Written request -
Reproduce the entries below in full, word for word.

Record set -

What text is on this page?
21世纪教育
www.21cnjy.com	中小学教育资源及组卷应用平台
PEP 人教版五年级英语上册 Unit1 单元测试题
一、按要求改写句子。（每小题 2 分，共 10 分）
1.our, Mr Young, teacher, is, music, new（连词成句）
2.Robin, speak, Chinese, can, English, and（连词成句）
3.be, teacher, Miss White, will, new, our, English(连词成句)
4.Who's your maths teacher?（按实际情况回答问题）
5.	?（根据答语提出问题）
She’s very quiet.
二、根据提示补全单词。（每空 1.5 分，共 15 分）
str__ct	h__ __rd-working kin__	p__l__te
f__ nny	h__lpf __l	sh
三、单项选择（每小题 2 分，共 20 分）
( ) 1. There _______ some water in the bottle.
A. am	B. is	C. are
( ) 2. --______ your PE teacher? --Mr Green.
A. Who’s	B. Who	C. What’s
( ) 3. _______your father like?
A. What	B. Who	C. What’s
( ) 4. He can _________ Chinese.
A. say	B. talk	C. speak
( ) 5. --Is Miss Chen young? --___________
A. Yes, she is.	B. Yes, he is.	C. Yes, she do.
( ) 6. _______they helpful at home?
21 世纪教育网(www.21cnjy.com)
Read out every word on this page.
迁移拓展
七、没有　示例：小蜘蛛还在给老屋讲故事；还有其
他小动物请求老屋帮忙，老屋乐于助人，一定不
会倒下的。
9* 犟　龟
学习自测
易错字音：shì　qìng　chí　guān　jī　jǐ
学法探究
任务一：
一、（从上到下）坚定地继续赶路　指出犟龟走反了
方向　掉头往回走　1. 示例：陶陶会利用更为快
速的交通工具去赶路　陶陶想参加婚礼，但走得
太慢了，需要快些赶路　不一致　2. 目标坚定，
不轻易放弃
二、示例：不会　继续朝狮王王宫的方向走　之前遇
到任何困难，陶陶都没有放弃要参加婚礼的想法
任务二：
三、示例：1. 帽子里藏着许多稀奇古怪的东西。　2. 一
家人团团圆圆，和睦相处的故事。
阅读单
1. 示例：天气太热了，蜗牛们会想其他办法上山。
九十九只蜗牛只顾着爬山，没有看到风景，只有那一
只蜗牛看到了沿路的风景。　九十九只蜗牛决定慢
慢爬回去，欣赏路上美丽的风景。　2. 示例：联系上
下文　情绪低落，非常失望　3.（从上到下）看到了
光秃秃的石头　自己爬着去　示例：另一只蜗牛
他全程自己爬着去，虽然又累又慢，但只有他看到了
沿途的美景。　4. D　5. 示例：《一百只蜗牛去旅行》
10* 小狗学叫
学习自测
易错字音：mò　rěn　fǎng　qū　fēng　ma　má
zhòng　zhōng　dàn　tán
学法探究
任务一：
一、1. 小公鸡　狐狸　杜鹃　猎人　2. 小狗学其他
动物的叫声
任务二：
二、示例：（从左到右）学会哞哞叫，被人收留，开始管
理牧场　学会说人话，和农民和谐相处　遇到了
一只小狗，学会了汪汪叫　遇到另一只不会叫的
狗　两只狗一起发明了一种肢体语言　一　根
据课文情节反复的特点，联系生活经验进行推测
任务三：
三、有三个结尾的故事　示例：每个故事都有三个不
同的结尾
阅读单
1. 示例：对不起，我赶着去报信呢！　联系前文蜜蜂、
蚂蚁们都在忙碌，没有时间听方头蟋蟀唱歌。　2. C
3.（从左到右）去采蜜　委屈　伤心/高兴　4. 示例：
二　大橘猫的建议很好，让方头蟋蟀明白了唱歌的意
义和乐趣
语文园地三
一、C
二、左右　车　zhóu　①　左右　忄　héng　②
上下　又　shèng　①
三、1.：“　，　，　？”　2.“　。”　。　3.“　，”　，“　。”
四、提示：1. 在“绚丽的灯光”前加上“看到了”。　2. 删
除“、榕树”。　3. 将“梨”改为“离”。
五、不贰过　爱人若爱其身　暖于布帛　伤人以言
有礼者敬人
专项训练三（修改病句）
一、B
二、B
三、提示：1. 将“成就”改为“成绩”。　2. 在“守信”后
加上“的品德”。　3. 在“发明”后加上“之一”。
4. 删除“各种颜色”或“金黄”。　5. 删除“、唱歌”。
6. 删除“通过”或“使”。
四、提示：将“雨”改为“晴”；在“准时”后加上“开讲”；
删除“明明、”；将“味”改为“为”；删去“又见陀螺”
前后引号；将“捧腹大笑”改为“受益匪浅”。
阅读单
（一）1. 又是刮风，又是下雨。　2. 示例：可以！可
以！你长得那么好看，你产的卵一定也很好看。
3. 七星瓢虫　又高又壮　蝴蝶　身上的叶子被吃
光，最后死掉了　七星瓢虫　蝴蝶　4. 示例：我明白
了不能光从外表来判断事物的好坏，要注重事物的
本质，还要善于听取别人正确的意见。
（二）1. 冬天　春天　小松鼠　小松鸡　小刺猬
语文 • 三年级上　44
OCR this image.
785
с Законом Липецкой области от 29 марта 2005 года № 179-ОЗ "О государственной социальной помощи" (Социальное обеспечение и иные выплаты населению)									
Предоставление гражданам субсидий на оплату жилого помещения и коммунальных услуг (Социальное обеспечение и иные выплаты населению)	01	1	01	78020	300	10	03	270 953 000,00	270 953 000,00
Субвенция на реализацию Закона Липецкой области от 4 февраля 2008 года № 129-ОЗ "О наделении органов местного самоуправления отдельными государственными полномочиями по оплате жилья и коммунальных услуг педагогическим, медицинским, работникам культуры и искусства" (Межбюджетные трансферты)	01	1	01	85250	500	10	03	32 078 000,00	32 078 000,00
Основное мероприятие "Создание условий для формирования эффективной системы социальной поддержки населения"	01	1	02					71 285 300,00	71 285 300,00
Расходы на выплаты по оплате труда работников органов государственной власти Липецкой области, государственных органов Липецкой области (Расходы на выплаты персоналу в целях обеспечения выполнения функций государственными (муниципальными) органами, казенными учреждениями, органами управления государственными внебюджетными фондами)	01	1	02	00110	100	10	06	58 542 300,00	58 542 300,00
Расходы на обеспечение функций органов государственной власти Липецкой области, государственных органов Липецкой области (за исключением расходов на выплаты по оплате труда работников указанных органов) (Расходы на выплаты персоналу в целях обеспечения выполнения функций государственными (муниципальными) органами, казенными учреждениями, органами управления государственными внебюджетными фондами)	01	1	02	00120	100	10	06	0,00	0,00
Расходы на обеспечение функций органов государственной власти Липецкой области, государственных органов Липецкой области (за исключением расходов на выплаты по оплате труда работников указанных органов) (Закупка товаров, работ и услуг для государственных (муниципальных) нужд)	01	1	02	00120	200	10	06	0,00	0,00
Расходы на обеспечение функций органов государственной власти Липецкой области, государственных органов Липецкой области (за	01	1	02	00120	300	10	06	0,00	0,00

Expected answer -
What text is on this page?
21世纪教育
www.21cnjy.com	中小学教育资源及组卷应用平台
PEP 人教版五年级英语上册 Unit1 单元测试题
一、按要求改写句子。（每小题 2 分，共 10 分）
1.our, Mr Young, teacher, is, music, new（连词成句）
2.Robin, speak, Chinese, can, English, and（连词成句）
3.be, teacher, Miss White, will, new, our, English(连词成句)
4.Who's your maths teacher?（按实际情况回答问题）
5.	?（根据答语提出问题）
She’s very quiet.
二、根据提示补全单词。（每空 1.5 分，共 15 分）
str__ct	h__ __rd-working kin__	p__l__te
f__ nny	h__lpf __l	sh
三、单项选择（每小题 2 分，共 20 分）
( ) 1. There _______ some water in the bottle.
A. am	B. is	C. are
( ) 2. --______ your PE teacher? --Mr Green.
A. Who’s	B. Who	C. What’s
( ) 3. _______your father like?
A. What	B. Who	C. What’s
( ) 4. He can _________ Chinese.
A. say	B. talk	C. speak
( ) 5. --Is Miss Chen young? --___________
A. Yes, she is.	B. Yes, he is.	C. Yes, she do.
( ) 6. _______they helpful at home?
21 世纪教育网(www.21cnjy.com)
Read out every word on this page.
迁移拓展
七、没有　示例：小蜘蛛还在给老屋讲故事；还有其
他小动物请求老屋帮忙，老屋乐于助人，一定不
会倒下的。
9* 犟　龟
学习自测
易错字音：shì　qìng　chí　guān　jī　jǐ
学法探究
任务一：
一、（从上到下）坚定地继续赶路　指出犟龟走反了
方向　掉头往回走　1. 示例：陶陶会利用更为快
速的交通工具去赶路　陶陶想参加婚礼，但走得
太慢了，需要快些赶路　不一致　2. 目标坚定，
不轻易放弃
二、示例：不会　继续朝狮王王宫的方向走　之前遇
到任何困难，陶陶都没有放弃要参加婚礼的想法
任务二：
三、示例：1. 帽子里藏着许多稀奇古怪的东西。　2. 一
家人团团圆圆，和睦相处的故事。
阅读单
1. 示例：天气太热了，蜗牛们会想其他办法上山。
九十九只蜗牛只顾着爬山，没有看到风景，只有那一
只蜗牛看到了沿路的风景。　九十九只蜗牛决定慢
慢爬回去，欣赏路上美丽的风景。　2. 示例：联系上
下文　情绪低落，非常失望　3.（从上到下）看到了
光秃秃的石头　自己爬着去　示例：另一只蜗牛
他全程自己爬着去，虽然又累又慢，但只有他看到了
沿途的美景。　4. D　5. 示例：《一百只蜗牛去旅行》
10* 小狗学叫
学习自测
易错字音：mò　rěn　fǎng　qū　fēng　ma　má
zhòng　zhōng　dàn　tán
学法探究
任务一：
一、1. 小公鸡　狐狸　杜鹃　猎人　2. 小狗学其他
动物的叫声
任务二：
二、示例：（从左到右）学会哞哞叫，被人收留，开始管
理牧场　学会说人话，和农民和谐相处　遇到了
一只小狗，学会了汪汪叫　遇到另一只不会叫的
狗　两只狗一起发明了一种肢体语言　一　根
据课文情节反复的特点，联系生活经验进行推测
任务三：
三、有三个结尾的故事　示例：每个故事都有三个不
同的结尾
阅读单
1. 示例：对不起，我赶着去报信呢！　联系前文蜜蜂、
蚂蚁们都在忙碌，没有时间听方头蟋蟀唱歌。　2. C
3.（从左到右）去采蜜　委屈　伤心/高兴　4. 示例：
二　大橘猫的建议很好，让方头蟋蟀明白了唱歌的意
义和乐趣
语文园地三
一、C
二、左右　车　zhóu　①　左右　忄　héng　②
上下　又　shèng　①
三、1.：“　，　，　？”　2.“　。”　。　3.“　，”　，“　。”
四、提示：1. 在“绚丽的灯光”前加上“看到了”。　2. 删
除“、榕树”。　3. 将“梨”改为“离”。
五、不贰过　爱人若爱其身　暖于布帛　伤人以言
有礼者敬人
专项训练三（修改病句）
一、B
二、B
三、提示：1. 将“成就”改为“成绩”。　2. 在“守信”后
加上“的品德”。　3. 在“发明”后加上“之一”。
4. 删除“各种颜色”或“金黄”。　5. 删除“、唱歌”。
6. 删除“通过”或“使”。
四、提示：将“雨”改为“晴”；在“准时”后加上“开讲”；
删除“明明、”；将“味”改为“为”；删去“又见陀螺”
前后引号；将“捧腹大笑”改为“受益匪浅”。
阅读单
（一）1. 又是刮风，又是下雨。　2. 示例：可以！可
以！你长得那么好看，你产的卵一定也很好看。
3. 七星瓢虫　又高又壮　蝴蝶　身上的叶子被吃
光，最后死掉了　七星瓢虫　蝴蝶　4. 示例：我明白
了不能光从外表来判断事物的好坏，要注重事物的
本质，还要善于听取别人正确的意见。
（二）1. 冬天　春天　小松鼠　小松鸡　小刺猬
语文 • 三年级上　44
OCR this image.
785
с Законом Липецкой области от 29 марта 2005 года № 179-ОЗ "О государственной социальной помощи" (Социальное обеспечение и иные выплаты населению)									
Предоставление гражданам субсидий на оплату жилого помещения и коммунальных услуг (Социальное обеспечение и иные выплаты населению)	01	1	01	78020	300	10	03	270 953 000,00	270 953 000,00
Субвенция на реализацию Закона Липецкой области от 4 февраля 2008 года № 129-ОЗ "О наделении органов местного самоуправления отдельными государственными полномочиями по оплате жилья и коммунальных услуг педагогическим, медицинским, работникам культуры и искусства" (Межбюджетные трансферты)	01	1	01	85250	500	10	03	32 078 000,00	32 078 000,00
Основное мероприятие "Создание условий для формирования эффективной системы социальной поддержки населения"	01	1	02					71 285 300,00	71 285 300,00
Расходы на выплаты по оплате труда работников органов государственной власти Липецкой области, государственных органов Липецкой области (Расходы на выплаты персоналу в целях обеспечения выполнения функций государственными (муниципальными) органами, казенными учреждениями, органами управления государственными внебюджетными фондами)	01	1	02	00110	100	10	06	58 542 300,00	58 542 300,00
Расходы на обеспечение функций органов государственной власти Липецкой области, государственных органов Липецкой области (за исключением расходов на выплаты по оплате труда работников указанных органов) (Расходы на выплаты персоналу в целях обеспечения выполнения функций государственными (муниципальными) органами, казенными учреждениями, органами управления государственными внебюджетными фондами)	01	1	02	00120	100	10	06	0,00	0,00
Расходы на обеспечение функций органов государственной власти Липецкой области, государственных органов Липецкой области (за исключением расходов на выплаты по оплате труда работников указанных органов) (Закупка товаров, работ и услуг для государственных (муниципальных) нужд)	01	1	02	00120	200	10	06	0,00	0,00
Расходы на обеспечение функций органов государственной власти Липецкой области, государственных органов Липецкой области (за	01	1	02	00120	300	10	06	0,00	0,00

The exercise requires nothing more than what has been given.